REQUIRED WORK:
Scan the entries below for the word "KNOTS". Copy each line that has it.

EXERCISE MATERIALS:

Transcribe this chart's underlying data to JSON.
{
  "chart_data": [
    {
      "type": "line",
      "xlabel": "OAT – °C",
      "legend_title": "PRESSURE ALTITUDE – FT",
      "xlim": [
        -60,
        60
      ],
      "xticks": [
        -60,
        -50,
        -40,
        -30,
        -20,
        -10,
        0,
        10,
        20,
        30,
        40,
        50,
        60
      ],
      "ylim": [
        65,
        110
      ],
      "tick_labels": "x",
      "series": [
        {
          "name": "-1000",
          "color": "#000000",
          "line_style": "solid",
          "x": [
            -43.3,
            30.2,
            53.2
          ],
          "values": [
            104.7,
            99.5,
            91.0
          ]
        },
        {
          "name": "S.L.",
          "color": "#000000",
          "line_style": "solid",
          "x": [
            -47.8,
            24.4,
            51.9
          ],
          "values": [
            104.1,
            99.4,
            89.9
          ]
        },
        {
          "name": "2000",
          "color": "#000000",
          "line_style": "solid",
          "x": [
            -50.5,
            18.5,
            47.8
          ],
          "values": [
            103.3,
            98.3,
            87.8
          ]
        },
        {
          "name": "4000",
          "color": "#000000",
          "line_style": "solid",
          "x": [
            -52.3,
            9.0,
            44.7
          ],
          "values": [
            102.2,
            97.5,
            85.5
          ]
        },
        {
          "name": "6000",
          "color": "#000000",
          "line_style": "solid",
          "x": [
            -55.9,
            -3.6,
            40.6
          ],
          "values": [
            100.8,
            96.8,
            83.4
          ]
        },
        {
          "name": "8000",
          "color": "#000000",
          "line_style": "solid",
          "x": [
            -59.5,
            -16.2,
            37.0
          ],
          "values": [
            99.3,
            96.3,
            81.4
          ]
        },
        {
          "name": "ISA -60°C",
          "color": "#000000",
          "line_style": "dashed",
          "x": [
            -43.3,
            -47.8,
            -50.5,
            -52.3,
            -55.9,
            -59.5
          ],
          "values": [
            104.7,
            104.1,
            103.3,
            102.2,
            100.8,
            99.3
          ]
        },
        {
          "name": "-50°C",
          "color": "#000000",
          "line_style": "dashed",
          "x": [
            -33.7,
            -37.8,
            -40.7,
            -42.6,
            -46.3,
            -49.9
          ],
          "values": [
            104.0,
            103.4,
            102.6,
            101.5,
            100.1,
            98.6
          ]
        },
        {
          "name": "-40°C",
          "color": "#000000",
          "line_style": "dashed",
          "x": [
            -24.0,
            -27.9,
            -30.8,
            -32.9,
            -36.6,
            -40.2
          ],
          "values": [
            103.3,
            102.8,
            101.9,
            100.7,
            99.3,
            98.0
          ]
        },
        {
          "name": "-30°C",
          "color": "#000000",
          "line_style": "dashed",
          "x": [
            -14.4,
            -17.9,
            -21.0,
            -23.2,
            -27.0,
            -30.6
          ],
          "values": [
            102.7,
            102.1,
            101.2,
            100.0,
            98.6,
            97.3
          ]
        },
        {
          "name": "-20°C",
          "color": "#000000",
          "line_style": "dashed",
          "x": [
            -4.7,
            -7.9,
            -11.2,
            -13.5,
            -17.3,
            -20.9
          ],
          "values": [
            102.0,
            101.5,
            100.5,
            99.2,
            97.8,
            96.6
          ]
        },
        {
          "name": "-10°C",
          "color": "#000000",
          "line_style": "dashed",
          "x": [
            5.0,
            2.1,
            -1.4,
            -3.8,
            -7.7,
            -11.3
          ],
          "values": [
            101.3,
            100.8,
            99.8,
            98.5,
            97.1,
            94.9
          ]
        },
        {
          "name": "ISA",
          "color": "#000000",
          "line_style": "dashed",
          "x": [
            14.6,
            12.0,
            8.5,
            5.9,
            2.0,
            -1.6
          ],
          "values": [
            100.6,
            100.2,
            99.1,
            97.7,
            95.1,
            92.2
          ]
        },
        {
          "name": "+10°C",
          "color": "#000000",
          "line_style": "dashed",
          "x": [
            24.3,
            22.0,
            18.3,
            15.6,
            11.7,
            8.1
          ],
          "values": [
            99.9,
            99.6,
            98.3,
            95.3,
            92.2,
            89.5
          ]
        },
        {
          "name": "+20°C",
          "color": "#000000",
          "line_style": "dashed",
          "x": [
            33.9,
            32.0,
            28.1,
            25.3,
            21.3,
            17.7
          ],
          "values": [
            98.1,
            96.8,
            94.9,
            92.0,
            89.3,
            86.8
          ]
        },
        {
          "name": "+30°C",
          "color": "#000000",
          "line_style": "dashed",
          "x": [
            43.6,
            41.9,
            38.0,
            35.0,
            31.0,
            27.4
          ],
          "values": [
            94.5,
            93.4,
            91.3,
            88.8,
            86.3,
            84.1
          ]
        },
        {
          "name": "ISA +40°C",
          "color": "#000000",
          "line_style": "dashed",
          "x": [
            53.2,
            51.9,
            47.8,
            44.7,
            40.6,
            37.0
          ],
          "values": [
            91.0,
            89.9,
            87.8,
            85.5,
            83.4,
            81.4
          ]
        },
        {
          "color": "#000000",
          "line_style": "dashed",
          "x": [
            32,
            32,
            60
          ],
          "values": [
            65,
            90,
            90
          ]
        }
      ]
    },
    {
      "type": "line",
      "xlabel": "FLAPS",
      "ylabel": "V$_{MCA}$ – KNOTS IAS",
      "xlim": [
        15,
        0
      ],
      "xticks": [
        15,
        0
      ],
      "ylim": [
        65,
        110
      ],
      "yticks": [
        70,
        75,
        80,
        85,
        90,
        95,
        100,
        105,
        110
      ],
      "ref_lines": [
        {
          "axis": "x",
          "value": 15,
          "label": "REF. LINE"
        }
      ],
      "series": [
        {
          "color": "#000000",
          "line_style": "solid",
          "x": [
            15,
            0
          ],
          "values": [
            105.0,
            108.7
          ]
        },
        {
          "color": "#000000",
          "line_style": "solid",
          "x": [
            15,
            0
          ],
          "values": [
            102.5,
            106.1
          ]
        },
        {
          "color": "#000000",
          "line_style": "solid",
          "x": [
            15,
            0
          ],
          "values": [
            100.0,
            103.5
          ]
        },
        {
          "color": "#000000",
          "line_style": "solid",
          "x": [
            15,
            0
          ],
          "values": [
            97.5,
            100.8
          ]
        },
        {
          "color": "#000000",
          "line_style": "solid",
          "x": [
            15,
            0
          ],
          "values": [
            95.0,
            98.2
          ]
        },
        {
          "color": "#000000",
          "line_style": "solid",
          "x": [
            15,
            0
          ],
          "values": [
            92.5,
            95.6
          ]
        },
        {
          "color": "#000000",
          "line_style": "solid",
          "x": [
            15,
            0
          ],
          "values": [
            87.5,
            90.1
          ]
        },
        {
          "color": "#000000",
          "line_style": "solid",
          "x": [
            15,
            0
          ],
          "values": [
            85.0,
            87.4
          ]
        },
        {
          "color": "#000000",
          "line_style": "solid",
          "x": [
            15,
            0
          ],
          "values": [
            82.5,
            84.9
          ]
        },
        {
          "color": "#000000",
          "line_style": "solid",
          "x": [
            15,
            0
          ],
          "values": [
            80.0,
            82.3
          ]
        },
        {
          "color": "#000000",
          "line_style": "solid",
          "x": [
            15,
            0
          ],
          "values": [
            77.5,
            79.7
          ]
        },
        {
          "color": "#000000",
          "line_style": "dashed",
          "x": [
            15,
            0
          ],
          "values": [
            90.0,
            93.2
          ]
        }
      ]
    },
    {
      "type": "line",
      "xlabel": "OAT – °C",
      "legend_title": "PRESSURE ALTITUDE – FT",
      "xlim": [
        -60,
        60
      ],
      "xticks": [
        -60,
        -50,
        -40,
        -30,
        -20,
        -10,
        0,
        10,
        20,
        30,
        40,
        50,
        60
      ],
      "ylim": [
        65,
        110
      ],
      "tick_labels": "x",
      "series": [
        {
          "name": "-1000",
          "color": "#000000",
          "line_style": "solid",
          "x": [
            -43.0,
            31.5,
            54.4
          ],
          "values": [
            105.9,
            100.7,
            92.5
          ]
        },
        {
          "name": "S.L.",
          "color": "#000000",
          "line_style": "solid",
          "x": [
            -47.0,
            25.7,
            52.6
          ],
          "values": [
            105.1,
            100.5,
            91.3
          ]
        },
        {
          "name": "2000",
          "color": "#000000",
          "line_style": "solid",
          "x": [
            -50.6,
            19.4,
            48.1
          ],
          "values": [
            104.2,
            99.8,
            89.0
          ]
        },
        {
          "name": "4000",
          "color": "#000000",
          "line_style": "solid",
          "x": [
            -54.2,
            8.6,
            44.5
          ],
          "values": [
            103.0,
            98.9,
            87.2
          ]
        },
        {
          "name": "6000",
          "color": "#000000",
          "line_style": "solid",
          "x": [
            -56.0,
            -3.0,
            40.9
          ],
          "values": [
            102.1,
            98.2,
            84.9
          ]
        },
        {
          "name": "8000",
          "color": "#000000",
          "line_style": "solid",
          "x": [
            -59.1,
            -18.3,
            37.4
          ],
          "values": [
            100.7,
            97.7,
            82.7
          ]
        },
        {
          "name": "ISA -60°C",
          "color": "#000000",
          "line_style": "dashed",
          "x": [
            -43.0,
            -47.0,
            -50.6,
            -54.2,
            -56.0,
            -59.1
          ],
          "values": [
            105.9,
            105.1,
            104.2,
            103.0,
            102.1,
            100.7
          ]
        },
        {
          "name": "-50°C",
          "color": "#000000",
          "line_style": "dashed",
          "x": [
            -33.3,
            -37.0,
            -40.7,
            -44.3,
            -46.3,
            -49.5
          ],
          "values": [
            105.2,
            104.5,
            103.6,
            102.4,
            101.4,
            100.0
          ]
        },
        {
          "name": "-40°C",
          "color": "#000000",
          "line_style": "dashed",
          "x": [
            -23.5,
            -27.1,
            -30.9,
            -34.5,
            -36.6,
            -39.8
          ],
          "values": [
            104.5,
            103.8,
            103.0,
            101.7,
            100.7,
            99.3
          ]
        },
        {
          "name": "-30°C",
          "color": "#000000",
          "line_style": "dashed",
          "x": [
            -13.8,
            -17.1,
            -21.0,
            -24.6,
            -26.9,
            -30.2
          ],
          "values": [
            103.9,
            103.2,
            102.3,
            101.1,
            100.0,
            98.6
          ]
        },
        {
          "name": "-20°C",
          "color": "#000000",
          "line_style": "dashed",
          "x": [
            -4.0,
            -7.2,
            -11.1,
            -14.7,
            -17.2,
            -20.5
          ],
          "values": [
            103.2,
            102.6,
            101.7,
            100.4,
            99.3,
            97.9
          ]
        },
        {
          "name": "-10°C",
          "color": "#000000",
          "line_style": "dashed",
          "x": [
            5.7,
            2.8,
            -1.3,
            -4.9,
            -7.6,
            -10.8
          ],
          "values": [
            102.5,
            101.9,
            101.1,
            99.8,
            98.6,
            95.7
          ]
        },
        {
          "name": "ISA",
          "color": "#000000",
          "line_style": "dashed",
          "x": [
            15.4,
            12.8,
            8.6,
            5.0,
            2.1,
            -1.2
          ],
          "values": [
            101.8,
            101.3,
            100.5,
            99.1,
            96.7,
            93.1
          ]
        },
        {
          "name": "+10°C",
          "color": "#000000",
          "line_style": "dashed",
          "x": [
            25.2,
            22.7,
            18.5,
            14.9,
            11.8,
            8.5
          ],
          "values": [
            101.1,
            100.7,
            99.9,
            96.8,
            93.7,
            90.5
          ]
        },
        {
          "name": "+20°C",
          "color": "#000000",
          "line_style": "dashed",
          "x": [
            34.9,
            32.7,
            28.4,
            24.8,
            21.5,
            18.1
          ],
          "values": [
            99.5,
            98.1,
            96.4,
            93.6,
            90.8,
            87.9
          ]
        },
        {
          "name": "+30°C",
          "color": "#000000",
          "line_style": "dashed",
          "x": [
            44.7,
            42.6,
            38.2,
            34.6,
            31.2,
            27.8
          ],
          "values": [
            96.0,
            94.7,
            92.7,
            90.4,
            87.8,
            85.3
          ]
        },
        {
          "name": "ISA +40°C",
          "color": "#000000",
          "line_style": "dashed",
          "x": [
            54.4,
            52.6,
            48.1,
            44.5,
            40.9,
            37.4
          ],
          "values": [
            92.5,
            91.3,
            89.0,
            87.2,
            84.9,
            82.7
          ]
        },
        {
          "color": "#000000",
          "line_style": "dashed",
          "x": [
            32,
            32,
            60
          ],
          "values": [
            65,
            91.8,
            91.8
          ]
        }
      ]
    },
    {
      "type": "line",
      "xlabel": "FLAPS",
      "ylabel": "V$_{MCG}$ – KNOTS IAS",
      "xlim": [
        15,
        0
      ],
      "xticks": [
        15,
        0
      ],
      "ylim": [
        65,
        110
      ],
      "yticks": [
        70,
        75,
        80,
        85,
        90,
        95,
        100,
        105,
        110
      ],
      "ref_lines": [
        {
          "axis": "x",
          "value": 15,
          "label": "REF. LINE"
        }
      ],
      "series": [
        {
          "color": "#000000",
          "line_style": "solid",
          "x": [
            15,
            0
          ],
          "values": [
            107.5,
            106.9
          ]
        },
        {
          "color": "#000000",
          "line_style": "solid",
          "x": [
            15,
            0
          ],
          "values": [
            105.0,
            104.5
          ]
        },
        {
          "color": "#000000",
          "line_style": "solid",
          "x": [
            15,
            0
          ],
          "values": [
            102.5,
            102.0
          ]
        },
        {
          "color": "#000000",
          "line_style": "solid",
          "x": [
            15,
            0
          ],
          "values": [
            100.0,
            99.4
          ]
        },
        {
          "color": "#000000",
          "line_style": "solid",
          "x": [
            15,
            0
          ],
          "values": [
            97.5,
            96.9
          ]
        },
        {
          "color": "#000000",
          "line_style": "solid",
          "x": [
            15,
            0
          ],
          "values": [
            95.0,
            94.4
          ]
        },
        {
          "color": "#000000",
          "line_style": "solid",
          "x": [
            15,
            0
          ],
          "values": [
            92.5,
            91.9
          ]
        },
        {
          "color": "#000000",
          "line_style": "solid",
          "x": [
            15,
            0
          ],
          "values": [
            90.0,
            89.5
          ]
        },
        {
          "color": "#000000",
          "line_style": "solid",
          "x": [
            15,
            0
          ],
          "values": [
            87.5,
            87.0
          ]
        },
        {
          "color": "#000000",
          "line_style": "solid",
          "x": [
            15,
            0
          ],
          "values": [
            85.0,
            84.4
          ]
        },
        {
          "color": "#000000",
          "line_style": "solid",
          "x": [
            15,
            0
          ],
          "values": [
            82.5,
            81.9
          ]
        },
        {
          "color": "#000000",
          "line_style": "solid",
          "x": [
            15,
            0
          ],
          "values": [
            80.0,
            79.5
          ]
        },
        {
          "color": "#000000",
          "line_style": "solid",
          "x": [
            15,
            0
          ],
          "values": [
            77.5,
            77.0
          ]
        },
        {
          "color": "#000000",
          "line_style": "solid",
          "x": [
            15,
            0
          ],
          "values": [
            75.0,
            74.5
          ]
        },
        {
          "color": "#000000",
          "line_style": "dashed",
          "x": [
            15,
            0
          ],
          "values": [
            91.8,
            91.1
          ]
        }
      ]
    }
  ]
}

OUTPUT OF THE EXERCISE:
      "ylabel": "V$_{MCA}$ – KNOTS IAS",
      "ylabel": "V$_{MCG}$ – KNOTS IAS",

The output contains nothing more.